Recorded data
= = = =
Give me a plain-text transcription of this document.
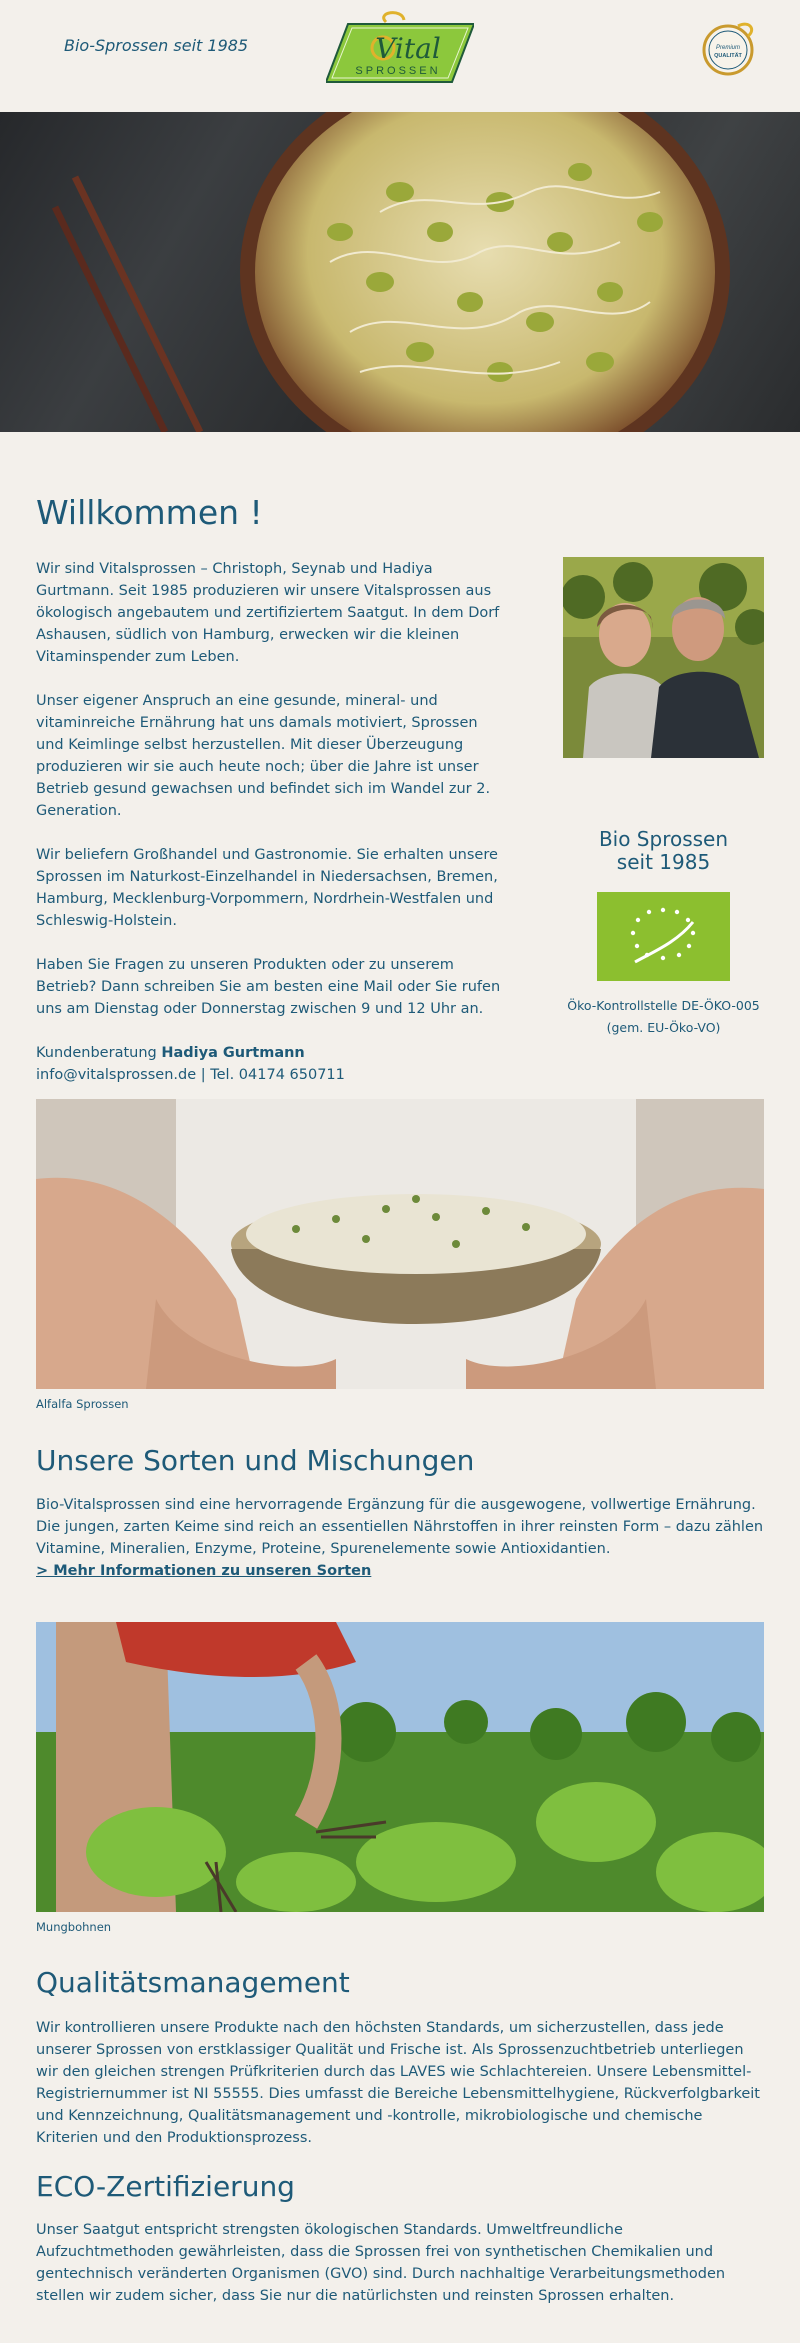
Bio-Sprossen seit 1985	Vital
SPROSSEN
Premium
QUALITÄT
Willkommen !

Wir sind Vitalsprossen – Christoph, Seynab und Hadiya Gurtmann. Seit 1985 produzieren wir unsere Vitalsprossen aus ökologisch angebautem und zertifiziertem Saatgut. In dem Dorf Ashausen, südlich von Hamburg, erwecken wir die kleinen Vitaminspender zum Leben.

Unser eigener Anspruch an eine gesunde, mineral- und vitaminreiche Ernährung hat uns damals motiviert, Sprossen und Keimlinge selbst herzustellen. Mit dieser Überzeugung produzieren wir sie auch heute noch; über die Jahre ist unser Betrieb gesund gewachsen und befindet sich im Wandel zur 2. Generation.

Wir beliefern Großhandel und Gastronomie. Sie erhalten unsere Sprossen im Naturkost-Einzelhandel in Niedersachsen, Bremen, Hamburg, Mecklenburg-Vorpommern, Nordrhein-Westfalen und Schleswig-Holstein.

Haben Sie Fragen zu unseren Produkten oder zu unserem Betrieb? Dann schreiben Sie am besten eine Mail oder Sie rufen uns am Dienstag oder Donnerstag zwischen 9 und 12 Uhr an.

Kundenberatung Hadiya Gurtmann
info@vitalsprossen.de | Tel. 04174 650711

Bio Sprossen
seit 1985
Öko-Kontrollstelle DE-ÖKO-005
(gem. EU-Öko-VO)
Alfalfa Sprossen
Unsere Sorten und Mischungen
Bio-Vitalsprossen sind eine hervorragende Ergänzung für die ausgewogene, vollwertige Ernährung. Die jungen, zarten Keime sind reich an essentiellen Nährstoffen in ihrer reinsten Form – dazu zählen Vitamine, Mineralien, Enzyme, Proteine, Spurenelemente sowie Antioxidantien.
> Mehr Informationen zu unseren Sorten
Mungbohnen
Qualitätsmanagement
Wir kontrollieren unsere Produkte nach den höchsten Standards, um sicherzustellen, dass jede unserer Sprossen von erstklassiger Qualität und Frische ist. Als Sprossenzuchtbetrieb unterliegen wir den gleichen strengen Prüfkriterien durch das LAVES wie Schlachtereien. Unsere Lebensmittel-Registriernummer ist NI 55555. Dies umfasst die Bereiche Lebensmittelhygiene, Rückverfolgbarkeit und Kennzeichnung, Qualitätsmanagement und -kontrolle, mikrobiologische und chemische Kriterien und den Produktionsprozess.
ECO-Zertifizierung
Unser Saatgut entspricht strengsten ökologischen Standards. Umweltfreundliche Aufzuchtmethoden gewährleisten, dass die Sprossen frei von synthetischen Chemikalien und gentechnisch veränderten Organismen (GVO) sind. Durch nachhaltige Verarbeitungsmethoden stellen wir zudem sicher, dass Sie nur die natürlichsten und reinsten Sprossen erhalten.
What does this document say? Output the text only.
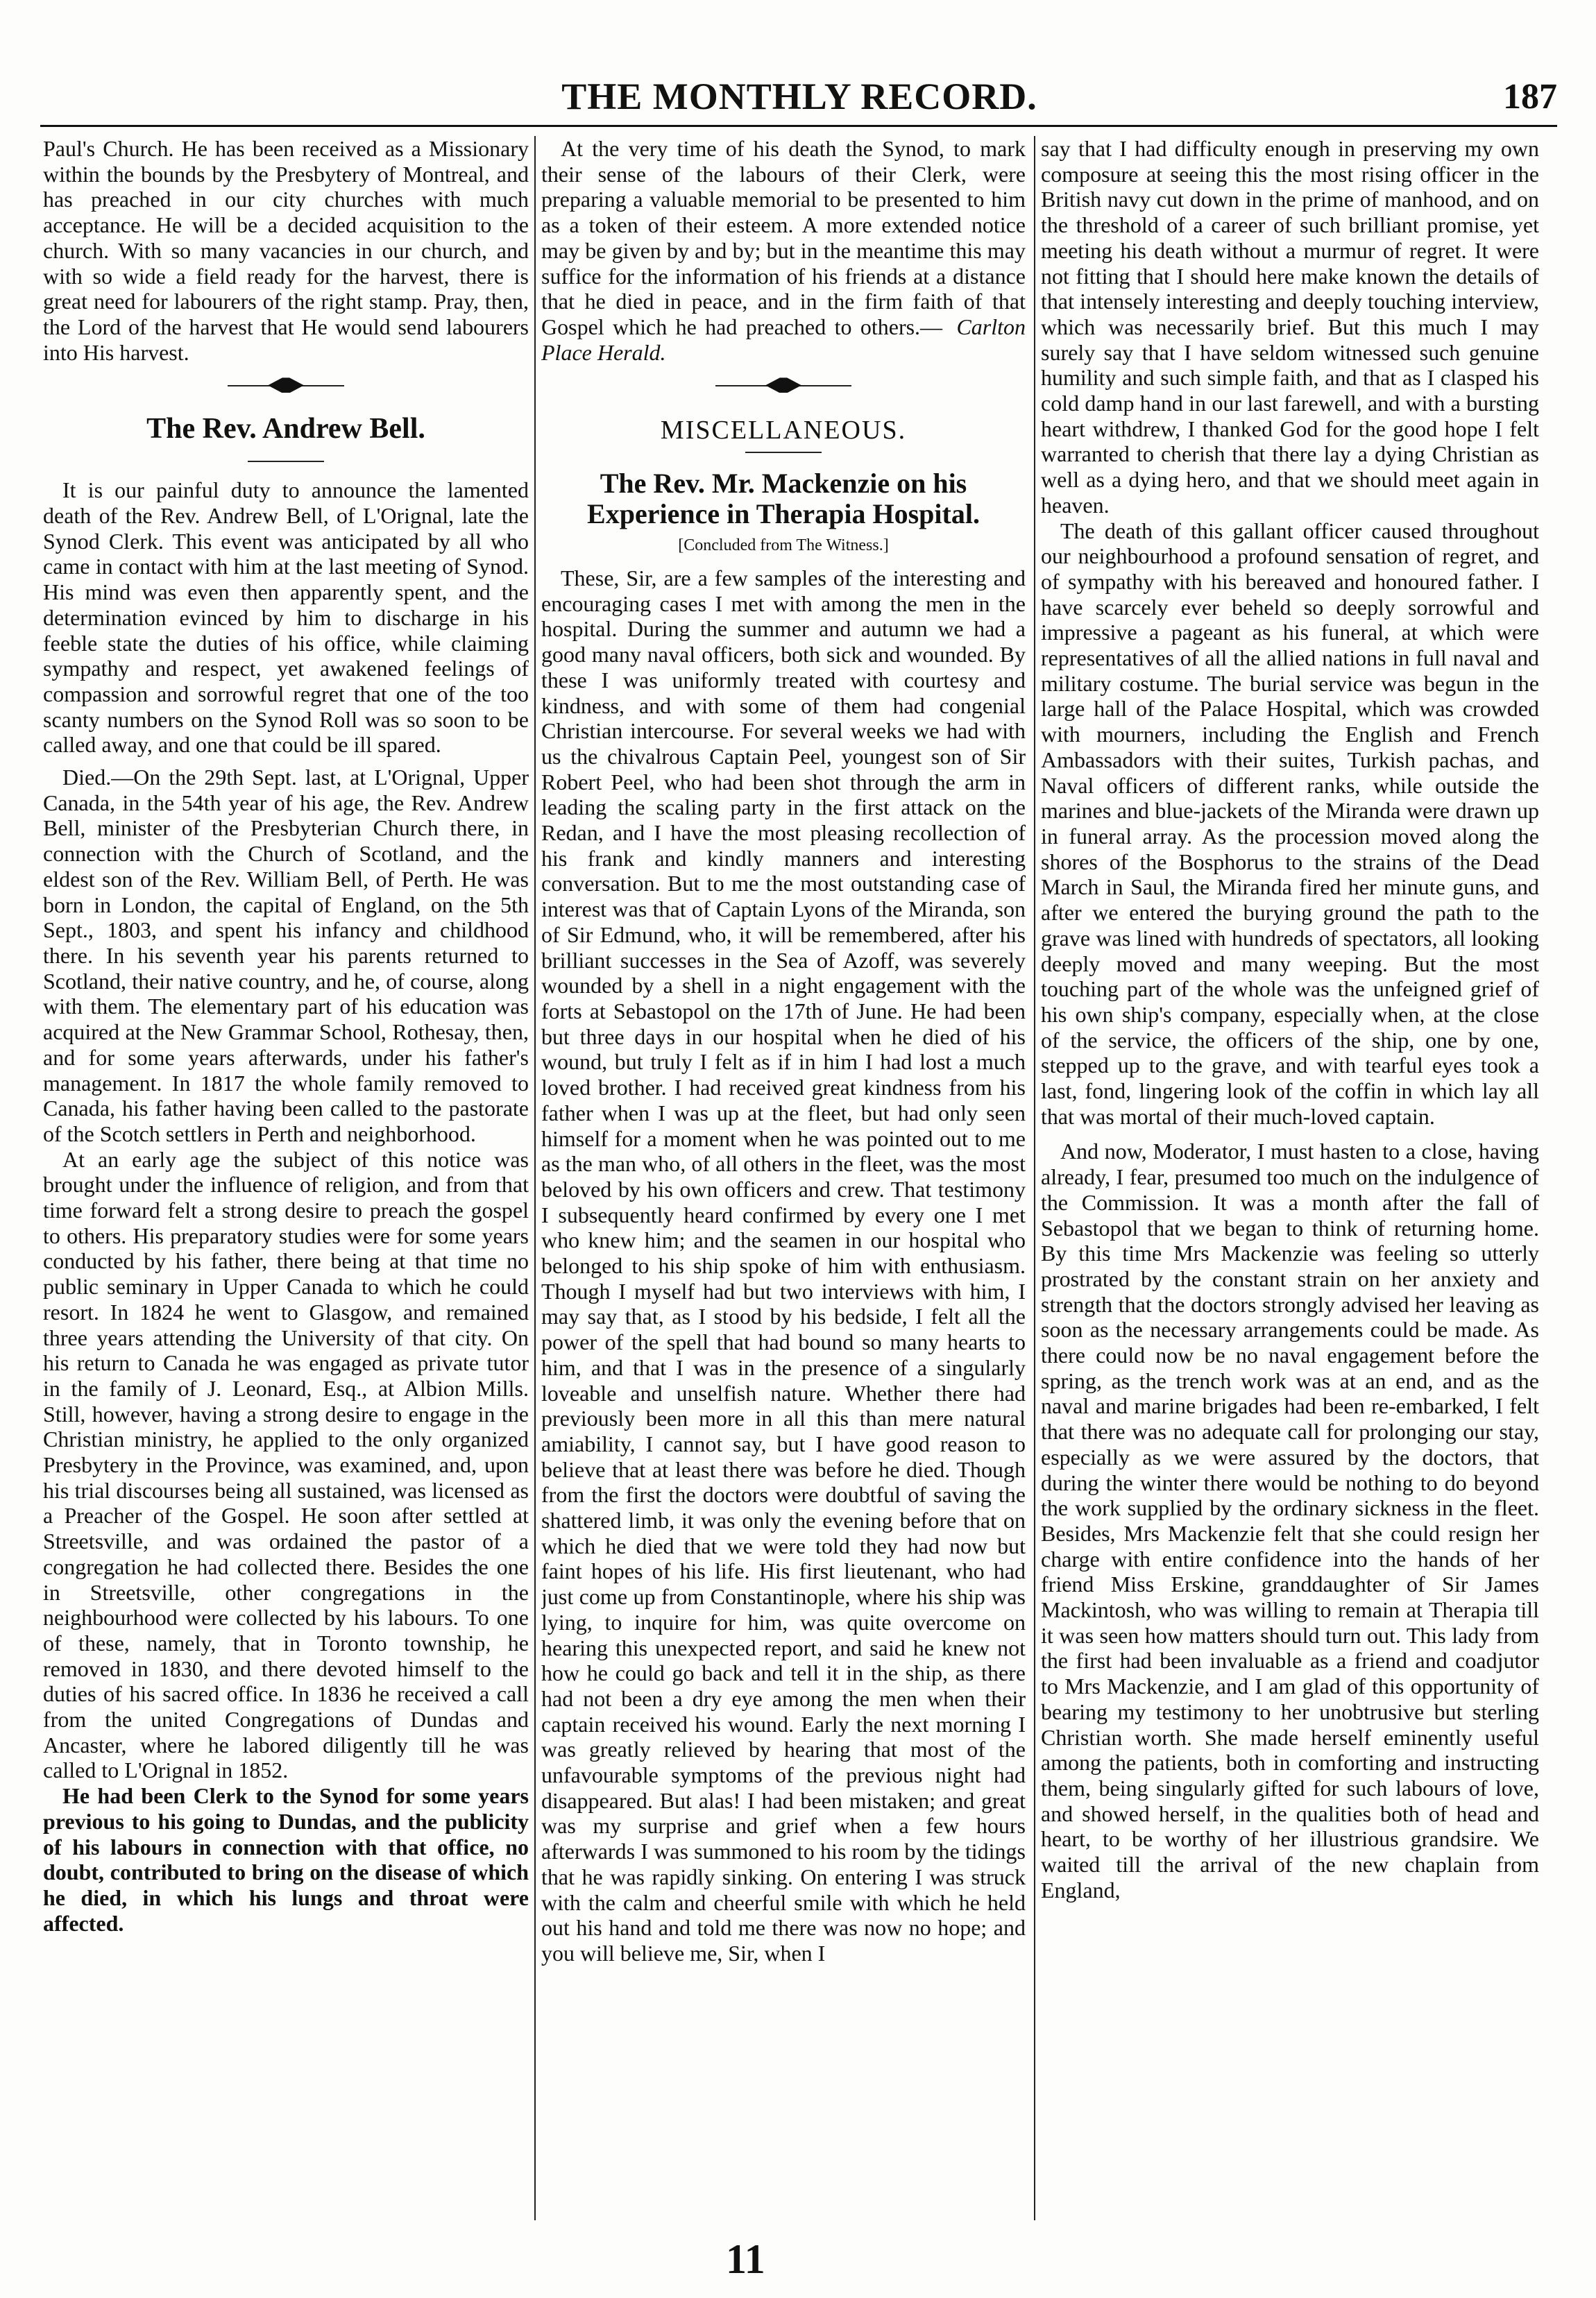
THE MONTHLY RECORD.	187

Paul's Church. He has been received as a Missionary within the bounds by the Presbytery of Montreal, and has preached in our city churches with much acceptance. He will be a decided acquisition to the church. With so many vacancies in our church, and with so wide a field ready for the harvest, there is great need for labourers of the right stamp. Pray, then, the Lord of the harvest that He would send labourers into His harvest.

The Rev. Andrew Bell.

It is our painful duty to announce the lamented death of the Rev. Andrew Bell, of L'Orignal, late the Synod Clerk. This event was anticipated by all who came in contact with him at the last meeting of Synod. His mind was even then apparently spent, and the determination evinced by him to discharge in his feeble state the duties of his office, while claiming sympathy and respect, yet awakened feelings of compassion and sorrowful regret that one of the too scanty numbers on the Synod Roll was so soon to be called away, and one that could be ill spared.

Died.—On the 29th Sept. last, at L'Orignal, Upper Canada, in the 54th year of his age, the Rev. Andrew Bell, minister of the Presbyterian Church there, in connection with the Church of Scotland, and the eldest son of the Rev. William Bell, of Perth. He was born in London, the capital of England, on the 5th Sept., 1803, and spent his infancy and childhood there. In his seventh year his parents returned to Scotland, their native country, and he, of course, along with them. The elementary part of his education was acquired at the New Grammar School, Rothesay, then, and for some years afterwards, under his father's management. In 1817 the whole family removed to Canada, his father having been called to the pastorate of the Scotch settlers in Perth and neighborhood.

At an early age the subject of this notice was brought under the influence of religion, and from that time forward felt a strong desire to preach the gospel to others. His preparatory studies were for some years conducted by his father, there being at that time no public seminary in Upper Canada to which he could resort. In 1824 he went to Glasgow, and remained three years attending the University of that city. On his return to Canada he was engaged as private tutor in the family of J. Leonard, Esq., at Albion Mills. Still, however, having a strong desire to engage in the Christian ministry, he applied to the only organized Presbytery in the Province, was examined, and, upon his trial discourses being all sustained, was licensed as a Preacher of the Gospel. He soon after settled at Streetsville, and was ordained the pastor of a congregation he had collected there. Besides the one in Streetsville, other congregations in the neighbourhood were collected by his labours. To one of these, namely, that in Toronto township, he removed in 1830, and there devoted himself to the duties of his sacred office. In 1836 he received a call from the united Congregations of Dundas and Ancaster, where he labored diligently till he was called to L'Orignal in 1852.

He had been Clerk to the Synod for some years previous to his going to Dundas, and the publicity of his labours in connection with that office, no doubt, contributed to bring on the disease of which he died, in which his lungs and throat were affected.

At the very time of his death the Synod, to mark their sense of the labours of their Clerk, were preparing a valuable memorial to be presented to him as a token of their esteem. A more extended notice may be given by and by; but in the meantime this may suffice for the information of his friends at a distance that he died in peace, and in the firm faith of that Gospel which he had preached to others.— Carlton Place Herald.

MISCELLANEOUS.
The Rev. Mr. Mackenzie on his Experience in Therapia Hospital.
[Concluded from The Witness.]

These, Sir, are a few samples of the interesting and encouraging cases I met with among the men in the hospital. During the summer and autumn we had a good many naval officers, both sick and wounded. By these I was uniformly treated with courtesy and kindness, and with some of them had congenial Christian intercourse. For several weeks we had with us the chivalrous Captain Peel, youngest son of Sir Robert Peel, who had been shot through the arm in leading the scaling party in the first attack on the Redan, and I have the most pleasing recollection of his frank and kindly manners and interesting conversation. But to me the most outstanding case of interest was that of Captain Lyons of the Miranda, son of Sir Edmund, who, it will be remembered, after his brilliant successes in the Sea of Azoff, was severely wounded by a shell in a night engagement with the forts at Sebastopol on the 17th of June. He had been but three days in our hospital when he died of his wound, but truly I felt as if in him I had lost a much loved brother. I had received great kindness from his father when I was up at the fleet, but had only seen himself for a moment when he was pointed out to me as the man who, of all others in the fleet, was the most beloved by his own officers and crew. That testimony I subsequently heard confirmed by every one I met who knew him; and the seamen in our hospital who belonged to his ship spoke of him with enthusiasm. Though I myself had but two interviews with him, I may say that, as I stood by his bedside, I felt all the power of the spell that had bound so many hearts to him, and that I was in the presence of a singularly loveable and unselfish nature. Whether there had previously been more in all this than mere natural amiability, I cannot say, but I have good reason to believe that at least there was before he died. Though from the first the doctors were doubtful of saving the shattered limb, it was only the evening before that on which he died that we were told they had now but faint hopes of his life. His first lieutenant, who had just come up from Constantinople, where his ship was lying, to inquire for him, was quite overcome on hearing this unexpected report, and said he knew not how he could go back and tell it in the ship, as there had not been a dry eye among the men when their captain received his wound. Early the next morning I was greatly relieved by hearing that most of the unfavourable symptoms of the previous night had disappeared. But alas! I had been mistaken; and great was my surprise and grief when a few hours afterwards I was summoned to his room by the tidings that he was rapidly sinking. On entering I was struck with the calm and cheerful smile with which he held out his hand and told me there was now no hope; and you will believe me, Sir, when I

say that I had difficulty enough in preserving my own composure at seeing this the most rising officer in the British navy cut down in the prime of manhood, and on the threshold of a career of such brilliant promise, yet meeting his death without a murmur of regret. It were not fitting that I should here make known the details of that intensely interesting and deeply touching interview, which was necessarily brief. But this much I may surely say that I have seldom witnessed such genuine humility and such simple faith, and that as I clasped his cold damp hand in our last farewell, and with a bursting heart withdrew, I thanked God for the good hope I felt warranted to cherish that there lay a dying Christian as well as a dying hero, and that we should meet again in heaven.

The death of this gallant officer caused throughout our neighbourhood a profound sensation of regret, and of sympathy with his bereaved and honoured father. I have scarcely ever beheld so deeply sorrowful and impressive a pageant as his funeral, at which were representatives of all the allied nations in full naval and military costume. The burial service was begun in the large hall of the Palace Hospital, which was crowded with mourners, including the English and French Ambassadors with their suites, Turkish pachas, and Naval officers of different ranks, while outside the marines and blue-jackets of the Miranda were drawn up in funeral array. As the procession moved along the shores of the Bosphorus to the strains of the Dead March in Saul, the Miranda fired her minute guns, and after we entered the burying ground the path to the grave was lined with hundreds of spectators, all looking deeply moved and many weeping. But the most touching part of the whole was the unfeigned grief of his own ship's company, especially when, at the close of the service, the officers of the ship, one by one, stepped up to the grave, and with tearful eyes took a last, fond, lingering look of the coffin in which lay all that was mortal of their much-loved captain.

And now, Moderator, I must hasten to a close, having already, I fear, presumed too much on the indulgence of the Commission. It was a month after the fall of Sebastopol that we began to think of returning home. By this time Mrs Mackenzie was feeling so utterly prostrated by the constant strain on her anxiety and strength that the doctors strongly advised her leaving as soon as the necessary arrangements could be made. As there could now be no naval engagement before the spring, as the trench work was at an end, and as the naval and marine brigades had been re-embarked, I felt that there was no adequate call for prolonging our stay, especially as we were assured by the doctors, that during the winter there would be nothing to do beyond the work supplied by the ordinary sickness in the fleet. Besides, Mrs Mackenzie felt that she could resign her charge with entire confidence into the hands of her friend Miss Erskine, granddaughter of Sir James Mackintosh, who was willing to remain at Therapia till it was seen how matters should turn out. This lady from the first had been invaluable as a friend and coadjutor to Mrs Mackenzie, and I am glad of this opportunity of bearing my testimony to her unobtrusive but sterling Christian worth. She made herself eminently useful among the patients, both in comforting and instructing them, being singularly gifted for such labours of love, and showed herself, in the qualities both of head and heart, to be worthy of her illustrious grandsire. We waited till the arrival of the new chaplain from England,

11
= = = =
## Work to complete
A line belongs in the answer if it contains the word "Hadiya"; copy every such line from the data above.

## Answer space
Wir sind Vitalsprossen – Christoph, Seynab und Hadiya Gurtmann. Seit 1985 produzieren wir unsere Vitalsprossen aus ökologisch angebautem und zertifiziertem Saatgut. In dem Dorf Ashausen, südlich von Hamburg, erwecken wir die kleinen Vitaminspender zum Leben.
Kundenberatung Hadiya Gurtmann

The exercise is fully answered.